* [Exercise data]:
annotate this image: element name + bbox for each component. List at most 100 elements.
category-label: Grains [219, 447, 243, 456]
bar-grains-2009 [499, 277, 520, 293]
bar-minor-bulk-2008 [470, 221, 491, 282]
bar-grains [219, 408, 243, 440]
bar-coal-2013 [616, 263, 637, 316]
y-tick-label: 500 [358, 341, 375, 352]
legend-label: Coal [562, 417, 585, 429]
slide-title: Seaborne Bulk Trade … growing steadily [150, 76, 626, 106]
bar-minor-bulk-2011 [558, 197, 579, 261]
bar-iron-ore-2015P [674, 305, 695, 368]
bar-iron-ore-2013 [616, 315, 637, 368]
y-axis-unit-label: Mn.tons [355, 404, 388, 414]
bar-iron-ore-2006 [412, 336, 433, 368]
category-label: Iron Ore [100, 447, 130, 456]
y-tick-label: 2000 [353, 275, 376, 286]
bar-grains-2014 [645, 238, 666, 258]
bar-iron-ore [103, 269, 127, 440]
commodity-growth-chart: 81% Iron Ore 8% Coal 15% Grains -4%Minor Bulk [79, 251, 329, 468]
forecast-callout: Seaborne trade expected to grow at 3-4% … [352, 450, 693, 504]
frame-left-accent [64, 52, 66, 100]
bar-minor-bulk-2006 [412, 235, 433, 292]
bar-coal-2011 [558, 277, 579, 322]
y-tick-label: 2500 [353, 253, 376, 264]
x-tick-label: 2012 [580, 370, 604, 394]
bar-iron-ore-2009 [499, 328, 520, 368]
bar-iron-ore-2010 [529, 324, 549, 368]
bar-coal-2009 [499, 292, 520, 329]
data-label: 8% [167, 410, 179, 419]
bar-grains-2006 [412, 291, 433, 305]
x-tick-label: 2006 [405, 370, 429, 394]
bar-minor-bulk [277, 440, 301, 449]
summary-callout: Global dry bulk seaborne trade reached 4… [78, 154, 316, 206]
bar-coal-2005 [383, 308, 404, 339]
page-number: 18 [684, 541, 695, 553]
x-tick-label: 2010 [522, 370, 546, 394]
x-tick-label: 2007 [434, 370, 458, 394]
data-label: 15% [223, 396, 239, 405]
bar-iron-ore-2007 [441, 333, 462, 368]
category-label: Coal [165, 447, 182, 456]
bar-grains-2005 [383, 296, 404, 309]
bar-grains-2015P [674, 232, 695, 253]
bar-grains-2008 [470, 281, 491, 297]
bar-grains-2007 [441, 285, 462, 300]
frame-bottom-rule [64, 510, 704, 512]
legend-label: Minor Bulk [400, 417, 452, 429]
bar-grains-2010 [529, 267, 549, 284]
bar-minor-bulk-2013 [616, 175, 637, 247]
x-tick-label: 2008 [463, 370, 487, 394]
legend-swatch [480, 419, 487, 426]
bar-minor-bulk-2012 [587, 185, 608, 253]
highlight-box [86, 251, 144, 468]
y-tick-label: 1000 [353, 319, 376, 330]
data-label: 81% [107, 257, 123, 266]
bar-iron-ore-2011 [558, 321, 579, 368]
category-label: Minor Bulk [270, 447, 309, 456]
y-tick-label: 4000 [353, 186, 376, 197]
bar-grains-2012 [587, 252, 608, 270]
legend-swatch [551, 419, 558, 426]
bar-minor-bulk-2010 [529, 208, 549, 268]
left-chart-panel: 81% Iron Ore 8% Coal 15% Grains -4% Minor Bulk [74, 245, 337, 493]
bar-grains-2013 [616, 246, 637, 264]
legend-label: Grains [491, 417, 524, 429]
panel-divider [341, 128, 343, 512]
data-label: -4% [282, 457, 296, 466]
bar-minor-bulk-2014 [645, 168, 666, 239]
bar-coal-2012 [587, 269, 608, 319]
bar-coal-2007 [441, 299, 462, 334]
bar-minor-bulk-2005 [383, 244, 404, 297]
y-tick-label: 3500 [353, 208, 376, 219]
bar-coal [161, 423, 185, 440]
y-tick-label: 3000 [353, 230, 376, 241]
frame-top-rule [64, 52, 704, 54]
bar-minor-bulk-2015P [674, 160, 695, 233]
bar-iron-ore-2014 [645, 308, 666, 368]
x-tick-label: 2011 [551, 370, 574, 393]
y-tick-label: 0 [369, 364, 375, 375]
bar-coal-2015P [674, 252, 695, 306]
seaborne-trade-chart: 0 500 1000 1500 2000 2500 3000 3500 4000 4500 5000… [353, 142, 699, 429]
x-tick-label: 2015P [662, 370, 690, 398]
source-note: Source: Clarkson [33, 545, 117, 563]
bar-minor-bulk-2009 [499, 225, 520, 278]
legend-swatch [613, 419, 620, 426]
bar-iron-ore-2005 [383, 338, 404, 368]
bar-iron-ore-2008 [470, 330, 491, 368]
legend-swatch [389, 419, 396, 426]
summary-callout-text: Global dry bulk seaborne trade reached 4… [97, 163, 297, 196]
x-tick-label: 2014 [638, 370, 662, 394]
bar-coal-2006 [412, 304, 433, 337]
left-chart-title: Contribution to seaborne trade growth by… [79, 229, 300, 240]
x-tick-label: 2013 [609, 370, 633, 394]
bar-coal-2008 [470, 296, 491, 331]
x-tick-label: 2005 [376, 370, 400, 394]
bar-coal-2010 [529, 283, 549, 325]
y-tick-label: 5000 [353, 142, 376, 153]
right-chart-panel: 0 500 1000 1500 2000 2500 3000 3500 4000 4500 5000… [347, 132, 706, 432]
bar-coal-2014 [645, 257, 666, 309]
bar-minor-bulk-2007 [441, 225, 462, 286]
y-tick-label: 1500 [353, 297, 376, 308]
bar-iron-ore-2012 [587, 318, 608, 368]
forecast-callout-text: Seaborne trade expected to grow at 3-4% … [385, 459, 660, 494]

* * *

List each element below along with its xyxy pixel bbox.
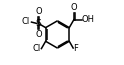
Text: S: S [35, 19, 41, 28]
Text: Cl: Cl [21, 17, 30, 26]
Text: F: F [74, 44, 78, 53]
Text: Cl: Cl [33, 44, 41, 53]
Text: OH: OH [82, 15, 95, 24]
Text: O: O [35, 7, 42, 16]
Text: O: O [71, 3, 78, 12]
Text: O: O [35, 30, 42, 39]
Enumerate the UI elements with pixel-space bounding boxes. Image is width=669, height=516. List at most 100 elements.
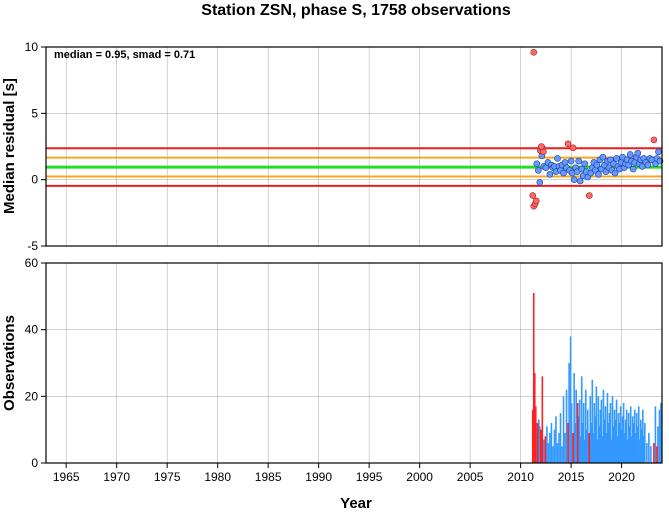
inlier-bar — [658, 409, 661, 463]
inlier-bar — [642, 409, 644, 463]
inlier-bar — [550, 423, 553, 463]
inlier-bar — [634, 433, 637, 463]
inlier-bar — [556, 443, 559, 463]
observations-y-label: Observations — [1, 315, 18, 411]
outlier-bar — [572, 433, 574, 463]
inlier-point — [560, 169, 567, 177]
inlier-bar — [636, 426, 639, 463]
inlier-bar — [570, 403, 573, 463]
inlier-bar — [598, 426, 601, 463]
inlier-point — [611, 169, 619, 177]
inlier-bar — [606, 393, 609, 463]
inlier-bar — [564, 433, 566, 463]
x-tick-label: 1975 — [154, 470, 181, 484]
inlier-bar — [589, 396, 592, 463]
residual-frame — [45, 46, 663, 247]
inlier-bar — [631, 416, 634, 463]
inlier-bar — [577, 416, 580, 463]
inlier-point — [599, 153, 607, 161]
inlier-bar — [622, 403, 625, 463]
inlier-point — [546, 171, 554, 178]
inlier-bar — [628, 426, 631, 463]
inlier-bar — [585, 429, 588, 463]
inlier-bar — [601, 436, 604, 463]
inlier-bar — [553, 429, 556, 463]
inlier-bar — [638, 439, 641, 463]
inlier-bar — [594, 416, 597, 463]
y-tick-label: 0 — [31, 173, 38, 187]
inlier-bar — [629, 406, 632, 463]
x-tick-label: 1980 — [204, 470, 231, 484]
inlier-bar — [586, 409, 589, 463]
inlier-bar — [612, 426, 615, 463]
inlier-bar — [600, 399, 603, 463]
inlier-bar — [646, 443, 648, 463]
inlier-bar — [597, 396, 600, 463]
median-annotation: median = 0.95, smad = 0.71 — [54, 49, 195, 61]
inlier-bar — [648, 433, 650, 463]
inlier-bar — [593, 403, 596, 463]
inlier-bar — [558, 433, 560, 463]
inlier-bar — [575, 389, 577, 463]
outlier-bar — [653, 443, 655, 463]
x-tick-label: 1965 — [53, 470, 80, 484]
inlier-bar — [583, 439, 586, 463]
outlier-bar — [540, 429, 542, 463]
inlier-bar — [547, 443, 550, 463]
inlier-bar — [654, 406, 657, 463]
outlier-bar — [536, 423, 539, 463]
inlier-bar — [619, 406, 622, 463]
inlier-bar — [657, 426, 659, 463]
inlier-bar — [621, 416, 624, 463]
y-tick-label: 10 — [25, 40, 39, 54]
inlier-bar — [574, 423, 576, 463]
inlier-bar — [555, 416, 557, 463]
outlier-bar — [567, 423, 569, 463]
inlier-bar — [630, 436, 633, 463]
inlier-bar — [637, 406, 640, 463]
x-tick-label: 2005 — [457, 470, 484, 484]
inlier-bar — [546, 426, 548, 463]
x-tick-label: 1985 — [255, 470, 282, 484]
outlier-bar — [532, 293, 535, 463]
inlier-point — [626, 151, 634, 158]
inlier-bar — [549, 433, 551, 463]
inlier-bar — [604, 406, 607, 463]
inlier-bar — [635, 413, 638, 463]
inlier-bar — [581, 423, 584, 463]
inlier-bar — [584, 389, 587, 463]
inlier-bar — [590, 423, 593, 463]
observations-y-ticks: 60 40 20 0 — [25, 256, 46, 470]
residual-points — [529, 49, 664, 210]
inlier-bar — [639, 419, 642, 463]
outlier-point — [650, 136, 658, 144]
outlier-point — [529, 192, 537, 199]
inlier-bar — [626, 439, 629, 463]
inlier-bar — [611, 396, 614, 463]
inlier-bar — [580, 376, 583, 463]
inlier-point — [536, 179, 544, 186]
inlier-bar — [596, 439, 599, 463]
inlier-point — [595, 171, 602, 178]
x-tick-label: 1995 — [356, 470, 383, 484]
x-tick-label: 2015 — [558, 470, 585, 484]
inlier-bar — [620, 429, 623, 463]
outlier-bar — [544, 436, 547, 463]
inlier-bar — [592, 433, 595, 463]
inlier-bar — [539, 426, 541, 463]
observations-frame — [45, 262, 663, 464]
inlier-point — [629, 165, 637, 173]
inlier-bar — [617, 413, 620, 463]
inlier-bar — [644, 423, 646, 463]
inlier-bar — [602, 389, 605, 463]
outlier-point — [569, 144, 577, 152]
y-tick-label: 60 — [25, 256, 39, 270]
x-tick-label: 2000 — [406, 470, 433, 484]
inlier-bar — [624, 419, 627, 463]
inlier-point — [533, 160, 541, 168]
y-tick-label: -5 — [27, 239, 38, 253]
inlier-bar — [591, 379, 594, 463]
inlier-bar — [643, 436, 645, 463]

==

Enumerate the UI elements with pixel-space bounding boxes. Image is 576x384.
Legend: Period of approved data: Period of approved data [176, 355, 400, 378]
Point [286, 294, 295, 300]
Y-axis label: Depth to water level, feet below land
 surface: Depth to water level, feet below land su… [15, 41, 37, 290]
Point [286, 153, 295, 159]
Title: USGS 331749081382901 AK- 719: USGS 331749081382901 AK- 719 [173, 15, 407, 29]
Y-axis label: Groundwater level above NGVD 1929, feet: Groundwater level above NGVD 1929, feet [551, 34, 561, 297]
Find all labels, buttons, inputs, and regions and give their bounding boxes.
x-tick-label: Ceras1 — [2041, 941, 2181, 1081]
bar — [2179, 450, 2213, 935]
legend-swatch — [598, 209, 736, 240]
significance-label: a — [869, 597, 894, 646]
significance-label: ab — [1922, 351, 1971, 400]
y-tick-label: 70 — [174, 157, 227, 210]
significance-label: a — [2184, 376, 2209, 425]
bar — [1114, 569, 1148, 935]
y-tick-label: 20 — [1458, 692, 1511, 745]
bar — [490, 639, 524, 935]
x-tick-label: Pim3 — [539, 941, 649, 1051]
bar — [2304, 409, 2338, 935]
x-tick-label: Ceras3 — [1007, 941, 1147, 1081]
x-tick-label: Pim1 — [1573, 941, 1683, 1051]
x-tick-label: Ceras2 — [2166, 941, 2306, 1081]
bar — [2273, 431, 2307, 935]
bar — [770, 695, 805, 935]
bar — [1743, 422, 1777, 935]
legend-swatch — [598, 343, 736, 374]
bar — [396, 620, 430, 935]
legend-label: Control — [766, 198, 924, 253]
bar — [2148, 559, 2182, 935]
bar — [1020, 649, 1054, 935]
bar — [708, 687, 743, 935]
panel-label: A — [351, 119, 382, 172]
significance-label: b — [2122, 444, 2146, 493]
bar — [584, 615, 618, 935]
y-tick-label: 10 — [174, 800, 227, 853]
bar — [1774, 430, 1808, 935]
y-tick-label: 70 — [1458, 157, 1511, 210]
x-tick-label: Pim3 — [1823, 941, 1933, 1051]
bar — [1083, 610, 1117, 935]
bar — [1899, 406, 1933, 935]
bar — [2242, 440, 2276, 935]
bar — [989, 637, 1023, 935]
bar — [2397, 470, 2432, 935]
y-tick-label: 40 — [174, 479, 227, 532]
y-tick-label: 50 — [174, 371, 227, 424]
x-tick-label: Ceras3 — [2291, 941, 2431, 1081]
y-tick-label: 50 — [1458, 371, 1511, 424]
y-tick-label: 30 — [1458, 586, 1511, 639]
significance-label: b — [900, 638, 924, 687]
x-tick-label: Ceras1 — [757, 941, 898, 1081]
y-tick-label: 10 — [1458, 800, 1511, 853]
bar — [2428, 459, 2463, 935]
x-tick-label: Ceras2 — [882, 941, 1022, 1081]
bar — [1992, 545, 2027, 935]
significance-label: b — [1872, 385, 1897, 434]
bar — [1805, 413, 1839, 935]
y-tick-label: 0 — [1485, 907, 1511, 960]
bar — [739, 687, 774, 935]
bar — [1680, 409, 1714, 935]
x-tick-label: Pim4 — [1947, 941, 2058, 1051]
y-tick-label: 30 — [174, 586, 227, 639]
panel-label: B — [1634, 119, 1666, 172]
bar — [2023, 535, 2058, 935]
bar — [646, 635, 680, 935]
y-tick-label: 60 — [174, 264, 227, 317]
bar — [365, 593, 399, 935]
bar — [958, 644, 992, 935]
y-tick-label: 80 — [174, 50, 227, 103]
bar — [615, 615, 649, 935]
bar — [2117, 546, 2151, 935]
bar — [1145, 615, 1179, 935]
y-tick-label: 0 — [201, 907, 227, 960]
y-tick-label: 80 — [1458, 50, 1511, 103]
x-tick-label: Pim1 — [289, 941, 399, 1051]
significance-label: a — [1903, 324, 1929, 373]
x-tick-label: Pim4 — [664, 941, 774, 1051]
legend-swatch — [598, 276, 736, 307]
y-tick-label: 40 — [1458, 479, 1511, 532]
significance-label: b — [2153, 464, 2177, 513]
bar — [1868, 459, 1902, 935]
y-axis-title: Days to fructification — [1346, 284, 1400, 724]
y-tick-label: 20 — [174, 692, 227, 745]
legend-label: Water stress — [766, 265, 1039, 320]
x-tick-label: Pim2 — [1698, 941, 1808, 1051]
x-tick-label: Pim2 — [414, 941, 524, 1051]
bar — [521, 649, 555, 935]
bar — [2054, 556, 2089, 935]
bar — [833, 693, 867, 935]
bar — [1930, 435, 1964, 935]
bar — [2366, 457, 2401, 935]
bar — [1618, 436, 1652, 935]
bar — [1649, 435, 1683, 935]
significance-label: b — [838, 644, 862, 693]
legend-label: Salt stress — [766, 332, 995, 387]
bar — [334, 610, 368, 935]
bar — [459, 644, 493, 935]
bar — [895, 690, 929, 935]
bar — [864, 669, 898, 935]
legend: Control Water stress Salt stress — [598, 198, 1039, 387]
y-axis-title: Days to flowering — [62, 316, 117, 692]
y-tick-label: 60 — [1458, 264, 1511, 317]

* [Short exercise]: Starting with the line that contains "inlier-bar — [658, 409, 661, 463]" and going on through the line that contains "y-tick-label: 0 — [31, 173, 38, 187]", give those lines again with "inlier-bar" changed to "inside-bar" and nothing else altered.

* [Response]:
inside-bar — [658, 409, 661, 463]
inside-bar — [642, 409, 644, 463]
inside-bar — [550, 423, 553, 463]
inside-bar — [634, 433, 637, 463]
inside-bar — [556, 443, 559, 463]
observations-y-label: Observations — [1, 315, 18, 411]
outlier-bar — [572, 433, 574, 463]
inlier-point — [560, 169, 567, 177]
inside-bar — [636, 426, 639, 463]
inside-bar — [570, 403, 573, 463]
inside-bar — [598, 426, 601, 463]
inlier-point — [611, 169, 619, 177]
inside-bar — [606, 393, 609, 463]
inside-bar — [564, 433, 566, 463]
x-tick-label: 1975 — [154, 470, 181, 484]
inside-bar — [589, 396, 592, 463]
residual-frame — [45, 46, 663, 247]
inside-bar — [631, 416, 634, 463]
inside-bar — [577, 416, 580, 463]
inlier-point — [599, 153, 607, 161]
inside-bar — [622, 403, 625, 463]
inlier-point — [546, 171, 554, 178]
inside-bar — [628, 426, 631, 463]
inside-bar — [585, 429, 588, 463]
inside-bar — [601, 436, 604, 463]
inside-bar — [553, 429, 556, 463]
inside-bar — [638, 439, 641, 463]
inside-bar — [594, 416, 597, 463]
y-tick-label: 0 — [31, 173, 38, 187]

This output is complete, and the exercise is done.